Find every line in the listing below that contains the word "Actuarial" and copy each one in full.

### Stored records

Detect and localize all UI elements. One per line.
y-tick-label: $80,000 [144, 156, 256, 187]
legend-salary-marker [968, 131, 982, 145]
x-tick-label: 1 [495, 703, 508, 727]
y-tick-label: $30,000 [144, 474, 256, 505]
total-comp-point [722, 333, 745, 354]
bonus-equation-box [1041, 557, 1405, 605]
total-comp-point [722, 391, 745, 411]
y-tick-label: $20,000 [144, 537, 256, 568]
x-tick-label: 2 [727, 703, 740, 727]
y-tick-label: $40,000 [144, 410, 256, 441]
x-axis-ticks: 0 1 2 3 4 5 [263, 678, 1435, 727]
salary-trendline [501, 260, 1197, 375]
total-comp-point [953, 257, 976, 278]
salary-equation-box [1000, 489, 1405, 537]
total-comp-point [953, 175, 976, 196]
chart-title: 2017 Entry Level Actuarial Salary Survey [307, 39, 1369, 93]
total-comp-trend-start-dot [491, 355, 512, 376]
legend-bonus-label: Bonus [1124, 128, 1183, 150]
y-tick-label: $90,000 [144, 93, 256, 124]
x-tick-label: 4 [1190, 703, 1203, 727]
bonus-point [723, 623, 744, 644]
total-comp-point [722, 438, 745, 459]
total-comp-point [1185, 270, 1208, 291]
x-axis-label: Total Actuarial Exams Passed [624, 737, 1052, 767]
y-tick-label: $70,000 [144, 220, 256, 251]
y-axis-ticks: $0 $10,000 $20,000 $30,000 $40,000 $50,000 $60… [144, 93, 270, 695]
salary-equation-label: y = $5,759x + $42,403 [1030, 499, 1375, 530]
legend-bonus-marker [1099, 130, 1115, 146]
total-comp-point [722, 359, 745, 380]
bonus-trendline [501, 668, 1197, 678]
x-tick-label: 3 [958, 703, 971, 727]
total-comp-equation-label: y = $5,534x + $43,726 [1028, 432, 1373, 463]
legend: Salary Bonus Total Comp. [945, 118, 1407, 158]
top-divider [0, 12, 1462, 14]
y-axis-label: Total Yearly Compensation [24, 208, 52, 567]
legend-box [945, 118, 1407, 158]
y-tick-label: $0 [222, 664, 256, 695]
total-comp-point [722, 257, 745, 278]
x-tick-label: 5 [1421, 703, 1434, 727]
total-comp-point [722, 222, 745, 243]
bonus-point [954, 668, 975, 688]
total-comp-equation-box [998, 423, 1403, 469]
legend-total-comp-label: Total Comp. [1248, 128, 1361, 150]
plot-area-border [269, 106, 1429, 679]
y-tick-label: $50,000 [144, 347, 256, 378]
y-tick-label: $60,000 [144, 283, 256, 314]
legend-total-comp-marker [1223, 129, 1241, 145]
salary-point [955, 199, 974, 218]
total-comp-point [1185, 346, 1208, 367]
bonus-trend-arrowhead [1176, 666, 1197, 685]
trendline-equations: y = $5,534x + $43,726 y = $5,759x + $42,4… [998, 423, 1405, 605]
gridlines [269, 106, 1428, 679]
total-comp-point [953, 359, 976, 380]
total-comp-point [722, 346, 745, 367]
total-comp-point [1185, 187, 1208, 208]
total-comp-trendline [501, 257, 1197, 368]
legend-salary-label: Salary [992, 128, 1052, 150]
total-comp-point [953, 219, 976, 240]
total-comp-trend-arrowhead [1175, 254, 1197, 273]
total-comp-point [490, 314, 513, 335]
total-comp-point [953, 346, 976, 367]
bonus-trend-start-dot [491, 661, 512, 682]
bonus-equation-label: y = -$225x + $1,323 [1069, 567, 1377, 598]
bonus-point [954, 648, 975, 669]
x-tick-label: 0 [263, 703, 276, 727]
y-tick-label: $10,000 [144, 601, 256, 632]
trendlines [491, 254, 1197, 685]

######
### Stored records

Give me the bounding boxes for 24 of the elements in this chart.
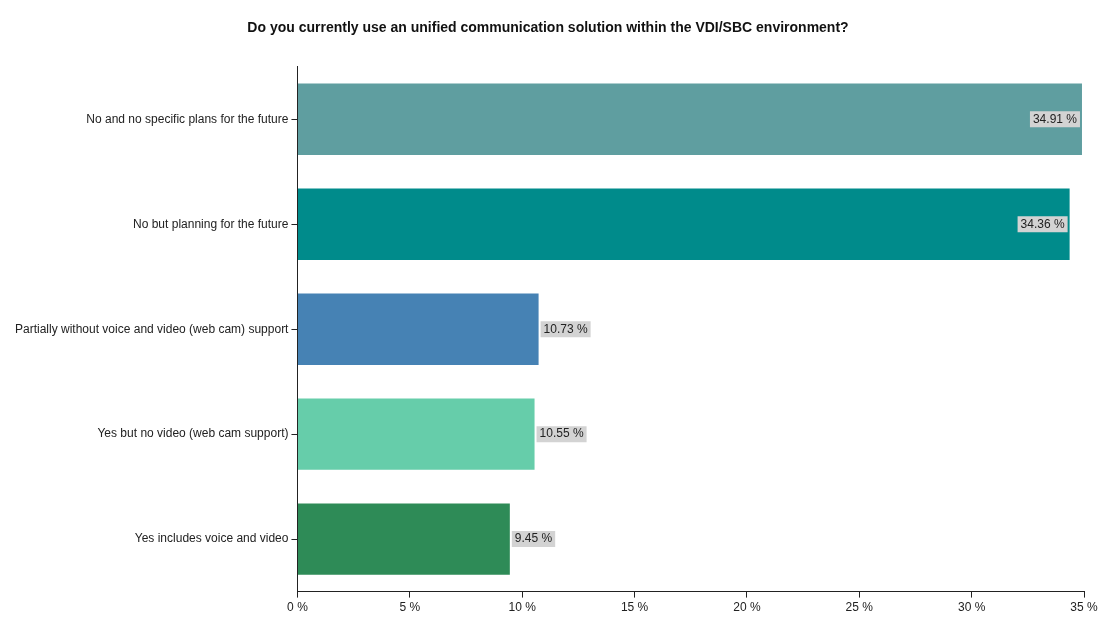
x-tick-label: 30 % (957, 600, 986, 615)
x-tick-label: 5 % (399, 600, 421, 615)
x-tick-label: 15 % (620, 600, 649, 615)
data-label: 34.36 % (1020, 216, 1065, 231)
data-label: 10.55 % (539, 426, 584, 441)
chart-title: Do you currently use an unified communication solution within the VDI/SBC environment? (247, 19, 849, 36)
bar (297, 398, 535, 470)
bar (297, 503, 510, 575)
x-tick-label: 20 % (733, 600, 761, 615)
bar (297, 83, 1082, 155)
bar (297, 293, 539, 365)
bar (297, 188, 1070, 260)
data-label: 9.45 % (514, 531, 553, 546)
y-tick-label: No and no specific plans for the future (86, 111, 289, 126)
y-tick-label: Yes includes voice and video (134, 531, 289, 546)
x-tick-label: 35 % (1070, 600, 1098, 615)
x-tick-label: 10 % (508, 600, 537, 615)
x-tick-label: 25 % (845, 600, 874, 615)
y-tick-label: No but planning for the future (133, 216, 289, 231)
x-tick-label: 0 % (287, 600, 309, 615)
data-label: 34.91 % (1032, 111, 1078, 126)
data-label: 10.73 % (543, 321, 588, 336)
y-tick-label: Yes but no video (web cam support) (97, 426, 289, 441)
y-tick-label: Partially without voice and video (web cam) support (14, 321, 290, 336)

######
### Stored records

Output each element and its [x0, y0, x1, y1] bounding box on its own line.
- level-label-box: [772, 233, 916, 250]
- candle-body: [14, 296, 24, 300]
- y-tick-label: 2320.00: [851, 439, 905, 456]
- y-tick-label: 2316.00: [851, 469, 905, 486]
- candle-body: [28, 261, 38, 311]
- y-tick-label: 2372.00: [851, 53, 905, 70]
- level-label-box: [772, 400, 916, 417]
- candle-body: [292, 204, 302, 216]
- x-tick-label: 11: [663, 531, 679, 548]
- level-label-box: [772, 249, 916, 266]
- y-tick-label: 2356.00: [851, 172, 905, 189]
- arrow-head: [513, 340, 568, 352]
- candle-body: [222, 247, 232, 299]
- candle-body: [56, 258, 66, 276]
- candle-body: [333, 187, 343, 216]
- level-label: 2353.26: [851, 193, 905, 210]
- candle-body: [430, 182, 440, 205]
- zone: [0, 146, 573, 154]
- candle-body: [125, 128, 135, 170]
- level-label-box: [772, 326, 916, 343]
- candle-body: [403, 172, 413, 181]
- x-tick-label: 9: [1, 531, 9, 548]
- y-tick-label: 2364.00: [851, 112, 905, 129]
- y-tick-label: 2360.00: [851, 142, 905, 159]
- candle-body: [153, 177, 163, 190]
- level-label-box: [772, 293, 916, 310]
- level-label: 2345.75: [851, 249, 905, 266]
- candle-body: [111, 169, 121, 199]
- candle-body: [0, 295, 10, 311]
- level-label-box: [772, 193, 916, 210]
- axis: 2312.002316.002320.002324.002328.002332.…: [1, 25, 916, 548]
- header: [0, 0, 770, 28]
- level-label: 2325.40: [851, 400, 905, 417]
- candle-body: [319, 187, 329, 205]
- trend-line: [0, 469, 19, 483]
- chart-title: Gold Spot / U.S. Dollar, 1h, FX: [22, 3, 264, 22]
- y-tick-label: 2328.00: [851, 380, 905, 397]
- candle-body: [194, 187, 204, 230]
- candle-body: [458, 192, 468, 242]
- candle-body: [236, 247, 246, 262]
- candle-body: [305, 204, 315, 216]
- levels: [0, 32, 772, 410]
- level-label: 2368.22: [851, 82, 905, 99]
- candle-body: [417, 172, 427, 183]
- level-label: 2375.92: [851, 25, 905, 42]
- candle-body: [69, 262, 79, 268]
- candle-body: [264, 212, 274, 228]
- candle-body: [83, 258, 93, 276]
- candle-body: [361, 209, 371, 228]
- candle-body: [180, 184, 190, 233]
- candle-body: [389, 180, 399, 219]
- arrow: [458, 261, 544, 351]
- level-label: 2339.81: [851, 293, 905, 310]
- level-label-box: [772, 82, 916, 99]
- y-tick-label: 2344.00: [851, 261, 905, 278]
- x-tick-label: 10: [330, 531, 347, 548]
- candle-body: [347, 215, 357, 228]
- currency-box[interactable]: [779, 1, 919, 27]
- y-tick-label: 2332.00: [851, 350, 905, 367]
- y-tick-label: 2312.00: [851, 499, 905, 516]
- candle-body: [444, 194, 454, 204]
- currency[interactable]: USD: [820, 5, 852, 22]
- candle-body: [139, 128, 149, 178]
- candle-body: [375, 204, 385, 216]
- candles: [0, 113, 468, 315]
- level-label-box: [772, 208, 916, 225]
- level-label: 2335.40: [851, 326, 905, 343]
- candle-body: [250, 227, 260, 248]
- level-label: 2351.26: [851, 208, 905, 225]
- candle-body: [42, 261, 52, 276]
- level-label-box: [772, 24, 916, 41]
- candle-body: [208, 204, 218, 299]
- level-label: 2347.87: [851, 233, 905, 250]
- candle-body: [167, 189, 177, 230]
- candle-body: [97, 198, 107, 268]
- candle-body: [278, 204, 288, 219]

######

- **Task solution**
chart-title: 2017 Entry Level Actuarial Salary Survey [307, 39, 1369, 93]
x-axis-label: Total Actuarial Exams Passed [624, 737, 1052, 767]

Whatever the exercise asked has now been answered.